**Task goal**.
Answer with a single number: the count of lines that include the string "mass".

**Recorded information**.
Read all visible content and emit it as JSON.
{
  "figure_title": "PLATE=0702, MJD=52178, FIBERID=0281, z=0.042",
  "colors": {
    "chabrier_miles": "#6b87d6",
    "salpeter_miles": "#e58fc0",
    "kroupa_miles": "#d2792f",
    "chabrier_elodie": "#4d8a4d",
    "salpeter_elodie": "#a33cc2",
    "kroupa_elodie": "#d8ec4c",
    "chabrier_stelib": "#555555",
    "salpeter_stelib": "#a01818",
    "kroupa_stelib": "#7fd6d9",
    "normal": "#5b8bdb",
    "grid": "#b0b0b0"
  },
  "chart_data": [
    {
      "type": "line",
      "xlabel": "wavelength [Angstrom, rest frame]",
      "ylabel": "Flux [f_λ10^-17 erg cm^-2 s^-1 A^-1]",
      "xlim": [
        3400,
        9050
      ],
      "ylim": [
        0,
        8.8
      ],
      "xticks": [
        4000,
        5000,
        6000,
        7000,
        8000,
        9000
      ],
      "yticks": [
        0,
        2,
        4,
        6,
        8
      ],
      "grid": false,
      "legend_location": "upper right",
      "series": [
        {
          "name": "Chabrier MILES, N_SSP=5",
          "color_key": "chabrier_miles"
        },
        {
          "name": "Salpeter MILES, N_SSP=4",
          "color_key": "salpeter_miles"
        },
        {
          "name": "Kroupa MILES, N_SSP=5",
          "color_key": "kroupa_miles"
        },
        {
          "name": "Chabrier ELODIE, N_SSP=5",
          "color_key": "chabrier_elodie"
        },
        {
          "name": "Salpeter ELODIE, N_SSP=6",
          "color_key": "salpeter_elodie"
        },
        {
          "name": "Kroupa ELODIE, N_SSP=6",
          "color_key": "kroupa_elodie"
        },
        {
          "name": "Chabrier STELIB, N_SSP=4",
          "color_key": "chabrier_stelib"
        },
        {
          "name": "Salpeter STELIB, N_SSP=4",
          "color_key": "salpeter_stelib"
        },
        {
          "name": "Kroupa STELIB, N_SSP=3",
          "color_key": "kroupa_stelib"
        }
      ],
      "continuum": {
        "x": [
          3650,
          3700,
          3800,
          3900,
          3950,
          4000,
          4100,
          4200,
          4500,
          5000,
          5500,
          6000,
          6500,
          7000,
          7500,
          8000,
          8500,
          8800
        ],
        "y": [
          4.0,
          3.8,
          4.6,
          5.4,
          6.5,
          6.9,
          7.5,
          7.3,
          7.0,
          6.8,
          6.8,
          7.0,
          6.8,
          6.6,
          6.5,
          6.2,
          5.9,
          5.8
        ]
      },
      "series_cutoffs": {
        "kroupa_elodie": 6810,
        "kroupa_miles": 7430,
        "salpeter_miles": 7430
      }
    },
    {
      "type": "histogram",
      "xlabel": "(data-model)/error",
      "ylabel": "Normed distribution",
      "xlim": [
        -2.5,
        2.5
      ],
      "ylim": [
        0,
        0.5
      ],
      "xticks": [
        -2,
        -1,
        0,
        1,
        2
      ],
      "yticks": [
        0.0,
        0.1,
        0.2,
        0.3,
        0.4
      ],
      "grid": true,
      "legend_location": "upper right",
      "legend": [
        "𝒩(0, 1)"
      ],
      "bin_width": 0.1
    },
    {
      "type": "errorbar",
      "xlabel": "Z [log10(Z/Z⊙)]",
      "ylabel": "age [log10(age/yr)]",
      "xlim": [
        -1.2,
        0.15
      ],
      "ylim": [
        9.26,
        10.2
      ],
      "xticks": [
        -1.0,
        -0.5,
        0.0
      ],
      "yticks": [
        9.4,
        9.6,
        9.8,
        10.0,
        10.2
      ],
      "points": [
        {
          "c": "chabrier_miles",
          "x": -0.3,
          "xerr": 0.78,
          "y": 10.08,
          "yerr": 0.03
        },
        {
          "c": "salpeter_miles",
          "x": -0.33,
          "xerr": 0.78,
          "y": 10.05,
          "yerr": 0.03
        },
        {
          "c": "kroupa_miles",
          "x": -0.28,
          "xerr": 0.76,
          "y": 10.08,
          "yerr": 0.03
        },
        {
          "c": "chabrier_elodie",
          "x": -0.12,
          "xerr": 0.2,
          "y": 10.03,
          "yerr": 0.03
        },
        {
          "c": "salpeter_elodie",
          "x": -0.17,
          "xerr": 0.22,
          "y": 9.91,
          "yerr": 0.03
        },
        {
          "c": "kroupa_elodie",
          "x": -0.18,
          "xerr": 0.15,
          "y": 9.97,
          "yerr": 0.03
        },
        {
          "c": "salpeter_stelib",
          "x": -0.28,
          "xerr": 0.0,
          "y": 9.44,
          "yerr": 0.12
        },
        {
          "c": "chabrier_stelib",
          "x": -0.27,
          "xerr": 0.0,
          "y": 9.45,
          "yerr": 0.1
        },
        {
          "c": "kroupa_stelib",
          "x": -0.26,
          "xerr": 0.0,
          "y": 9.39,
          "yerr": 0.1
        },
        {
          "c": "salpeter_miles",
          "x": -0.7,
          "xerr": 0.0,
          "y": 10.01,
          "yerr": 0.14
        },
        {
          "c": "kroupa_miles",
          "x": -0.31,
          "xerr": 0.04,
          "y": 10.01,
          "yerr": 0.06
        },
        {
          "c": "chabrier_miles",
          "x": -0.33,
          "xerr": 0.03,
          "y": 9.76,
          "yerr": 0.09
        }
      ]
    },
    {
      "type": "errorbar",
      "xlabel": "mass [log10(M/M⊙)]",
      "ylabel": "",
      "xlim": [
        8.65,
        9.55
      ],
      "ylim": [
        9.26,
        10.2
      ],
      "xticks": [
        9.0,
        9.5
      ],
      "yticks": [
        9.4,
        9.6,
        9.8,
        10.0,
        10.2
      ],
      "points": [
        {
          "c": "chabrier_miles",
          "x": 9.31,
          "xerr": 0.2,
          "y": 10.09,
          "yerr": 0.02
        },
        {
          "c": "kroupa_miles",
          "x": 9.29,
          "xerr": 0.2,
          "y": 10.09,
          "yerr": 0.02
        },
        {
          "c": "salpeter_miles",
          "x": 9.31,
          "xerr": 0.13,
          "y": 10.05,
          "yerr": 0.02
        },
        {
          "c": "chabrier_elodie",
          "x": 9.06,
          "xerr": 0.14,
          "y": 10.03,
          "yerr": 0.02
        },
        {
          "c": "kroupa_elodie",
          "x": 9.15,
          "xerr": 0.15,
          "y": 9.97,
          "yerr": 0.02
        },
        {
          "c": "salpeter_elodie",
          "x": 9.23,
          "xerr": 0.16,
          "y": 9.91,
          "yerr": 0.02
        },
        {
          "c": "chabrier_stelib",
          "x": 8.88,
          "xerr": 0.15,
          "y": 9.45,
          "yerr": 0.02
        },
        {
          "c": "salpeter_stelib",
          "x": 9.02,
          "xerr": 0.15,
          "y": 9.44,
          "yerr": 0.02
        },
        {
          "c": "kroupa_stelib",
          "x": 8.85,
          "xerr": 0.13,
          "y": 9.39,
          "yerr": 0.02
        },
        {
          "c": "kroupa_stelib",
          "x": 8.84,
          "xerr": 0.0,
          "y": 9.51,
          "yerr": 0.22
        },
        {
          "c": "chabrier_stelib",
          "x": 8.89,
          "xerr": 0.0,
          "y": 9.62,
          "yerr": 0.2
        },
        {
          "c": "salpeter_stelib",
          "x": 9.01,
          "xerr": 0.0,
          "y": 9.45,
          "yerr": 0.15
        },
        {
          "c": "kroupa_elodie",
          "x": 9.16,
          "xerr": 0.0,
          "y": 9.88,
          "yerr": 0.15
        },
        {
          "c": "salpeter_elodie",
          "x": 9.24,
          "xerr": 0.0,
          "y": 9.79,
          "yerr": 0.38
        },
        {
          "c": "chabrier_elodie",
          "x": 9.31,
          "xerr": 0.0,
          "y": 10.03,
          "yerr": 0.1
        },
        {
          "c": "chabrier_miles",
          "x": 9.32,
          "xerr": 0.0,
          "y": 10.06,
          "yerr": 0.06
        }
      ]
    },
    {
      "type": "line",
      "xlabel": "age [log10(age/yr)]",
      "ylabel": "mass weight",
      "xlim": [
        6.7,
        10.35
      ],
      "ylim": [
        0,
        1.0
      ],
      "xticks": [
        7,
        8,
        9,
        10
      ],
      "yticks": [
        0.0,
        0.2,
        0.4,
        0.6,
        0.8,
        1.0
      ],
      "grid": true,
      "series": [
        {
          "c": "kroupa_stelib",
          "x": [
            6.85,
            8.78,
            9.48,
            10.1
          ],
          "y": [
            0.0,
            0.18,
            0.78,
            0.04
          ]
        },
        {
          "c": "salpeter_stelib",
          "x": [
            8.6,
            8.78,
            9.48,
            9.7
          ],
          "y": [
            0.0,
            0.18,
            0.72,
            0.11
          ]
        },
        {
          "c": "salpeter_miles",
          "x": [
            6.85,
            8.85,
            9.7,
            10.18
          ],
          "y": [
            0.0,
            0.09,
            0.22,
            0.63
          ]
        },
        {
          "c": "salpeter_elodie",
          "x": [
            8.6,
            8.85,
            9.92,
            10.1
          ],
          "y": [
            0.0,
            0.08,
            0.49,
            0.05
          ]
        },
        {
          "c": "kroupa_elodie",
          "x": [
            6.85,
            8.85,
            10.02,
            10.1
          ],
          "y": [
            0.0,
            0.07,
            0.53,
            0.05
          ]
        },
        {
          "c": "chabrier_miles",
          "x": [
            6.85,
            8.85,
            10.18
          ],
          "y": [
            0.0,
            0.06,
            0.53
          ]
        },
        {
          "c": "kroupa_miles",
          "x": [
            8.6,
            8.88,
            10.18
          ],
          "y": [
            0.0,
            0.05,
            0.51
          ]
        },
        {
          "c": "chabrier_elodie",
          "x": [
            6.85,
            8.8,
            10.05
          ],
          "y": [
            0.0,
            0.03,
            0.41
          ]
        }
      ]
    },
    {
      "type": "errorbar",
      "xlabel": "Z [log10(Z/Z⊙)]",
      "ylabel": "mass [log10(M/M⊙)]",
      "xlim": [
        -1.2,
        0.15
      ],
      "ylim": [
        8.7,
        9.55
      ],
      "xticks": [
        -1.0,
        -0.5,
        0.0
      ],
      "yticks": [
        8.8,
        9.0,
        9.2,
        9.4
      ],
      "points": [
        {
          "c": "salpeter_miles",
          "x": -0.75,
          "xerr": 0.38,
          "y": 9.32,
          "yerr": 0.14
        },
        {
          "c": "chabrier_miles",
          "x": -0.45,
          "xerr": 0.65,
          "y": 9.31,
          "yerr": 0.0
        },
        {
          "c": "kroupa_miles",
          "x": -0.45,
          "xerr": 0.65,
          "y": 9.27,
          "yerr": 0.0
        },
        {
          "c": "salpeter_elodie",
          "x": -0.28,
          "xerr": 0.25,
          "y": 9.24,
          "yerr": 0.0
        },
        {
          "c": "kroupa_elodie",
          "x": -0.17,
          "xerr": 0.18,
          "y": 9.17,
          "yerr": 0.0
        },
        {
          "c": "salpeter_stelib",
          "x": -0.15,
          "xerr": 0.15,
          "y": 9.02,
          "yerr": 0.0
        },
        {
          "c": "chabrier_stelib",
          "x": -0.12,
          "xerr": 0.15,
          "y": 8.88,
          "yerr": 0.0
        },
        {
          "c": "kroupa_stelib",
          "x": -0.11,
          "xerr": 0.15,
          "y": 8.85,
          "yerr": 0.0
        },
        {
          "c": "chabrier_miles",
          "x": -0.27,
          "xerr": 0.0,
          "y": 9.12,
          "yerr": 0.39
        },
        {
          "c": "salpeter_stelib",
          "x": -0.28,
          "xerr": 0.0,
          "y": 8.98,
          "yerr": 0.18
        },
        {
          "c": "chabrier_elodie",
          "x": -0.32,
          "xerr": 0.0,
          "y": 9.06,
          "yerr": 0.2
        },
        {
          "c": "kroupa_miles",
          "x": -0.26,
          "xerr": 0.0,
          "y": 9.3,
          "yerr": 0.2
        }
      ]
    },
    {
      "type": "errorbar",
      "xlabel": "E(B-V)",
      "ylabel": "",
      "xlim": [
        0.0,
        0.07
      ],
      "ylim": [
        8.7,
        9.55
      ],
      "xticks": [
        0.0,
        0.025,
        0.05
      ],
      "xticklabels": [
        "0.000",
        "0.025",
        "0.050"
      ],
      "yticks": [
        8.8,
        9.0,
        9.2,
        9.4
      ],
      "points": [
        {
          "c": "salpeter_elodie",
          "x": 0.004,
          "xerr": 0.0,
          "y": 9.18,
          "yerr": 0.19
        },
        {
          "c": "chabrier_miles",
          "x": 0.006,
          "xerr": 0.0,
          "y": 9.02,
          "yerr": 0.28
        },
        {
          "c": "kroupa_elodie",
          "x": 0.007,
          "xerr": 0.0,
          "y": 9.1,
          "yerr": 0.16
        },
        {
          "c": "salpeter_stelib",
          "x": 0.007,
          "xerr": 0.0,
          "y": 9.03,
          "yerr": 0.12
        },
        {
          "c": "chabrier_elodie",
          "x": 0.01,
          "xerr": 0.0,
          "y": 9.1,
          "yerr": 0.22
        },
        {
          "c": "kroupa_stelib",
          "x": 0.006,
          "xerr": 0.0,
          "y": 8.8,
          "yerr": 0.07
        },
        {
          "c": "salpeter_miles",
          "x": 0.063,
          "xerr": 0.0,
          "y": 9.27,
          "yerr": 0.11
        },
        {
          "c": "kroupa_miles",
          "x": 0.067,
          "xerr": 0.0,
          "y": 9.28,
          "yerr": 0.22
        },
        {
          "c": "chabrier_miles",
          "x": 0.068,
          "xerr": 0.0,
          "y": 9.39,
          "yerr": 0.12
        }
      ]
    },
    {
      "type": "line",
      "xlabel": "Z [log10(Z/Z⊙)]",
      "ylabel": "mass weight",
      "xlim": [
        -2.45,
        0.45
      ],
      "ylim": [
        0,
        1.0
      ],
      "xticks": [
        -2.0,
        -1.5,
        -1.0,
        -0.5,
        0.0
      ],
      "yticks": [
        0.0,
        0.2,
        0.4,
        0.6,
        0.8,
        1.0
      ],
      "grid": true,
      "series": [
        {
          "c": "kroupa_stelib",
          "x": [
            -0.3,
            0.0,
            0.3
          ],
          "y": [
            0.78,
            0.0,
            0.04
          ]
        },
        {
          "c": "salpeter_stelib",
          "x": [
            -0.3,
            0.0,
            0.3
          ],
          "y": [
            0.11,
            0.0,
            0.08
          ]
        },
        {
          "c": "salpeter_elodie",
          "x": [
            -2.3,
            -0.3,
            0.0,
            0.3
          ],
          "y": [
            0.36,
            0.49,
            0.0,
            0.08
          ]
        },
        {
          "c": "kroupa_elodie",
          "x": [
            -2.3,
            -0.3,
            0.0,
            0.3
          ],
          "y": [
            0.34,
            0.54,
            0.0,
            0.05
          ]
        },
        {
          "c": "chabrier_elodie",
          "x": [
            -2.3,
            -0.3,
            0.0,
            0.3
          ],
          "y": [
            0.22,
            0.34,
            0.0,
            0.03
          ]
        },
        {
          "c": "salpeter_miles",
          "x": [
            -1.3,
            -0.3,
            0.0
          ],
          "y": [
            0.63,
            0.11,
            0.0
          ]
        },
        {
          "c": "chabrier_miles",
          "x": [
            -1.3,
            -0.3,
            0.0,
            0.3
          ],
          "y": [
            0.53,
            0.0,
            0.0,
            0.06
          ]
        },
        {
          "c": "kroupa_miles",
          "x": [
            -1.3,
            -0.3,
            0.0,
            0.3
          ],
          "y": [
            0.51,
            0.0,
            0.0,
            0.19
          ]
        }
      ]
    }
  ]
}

**Exercise result**.
4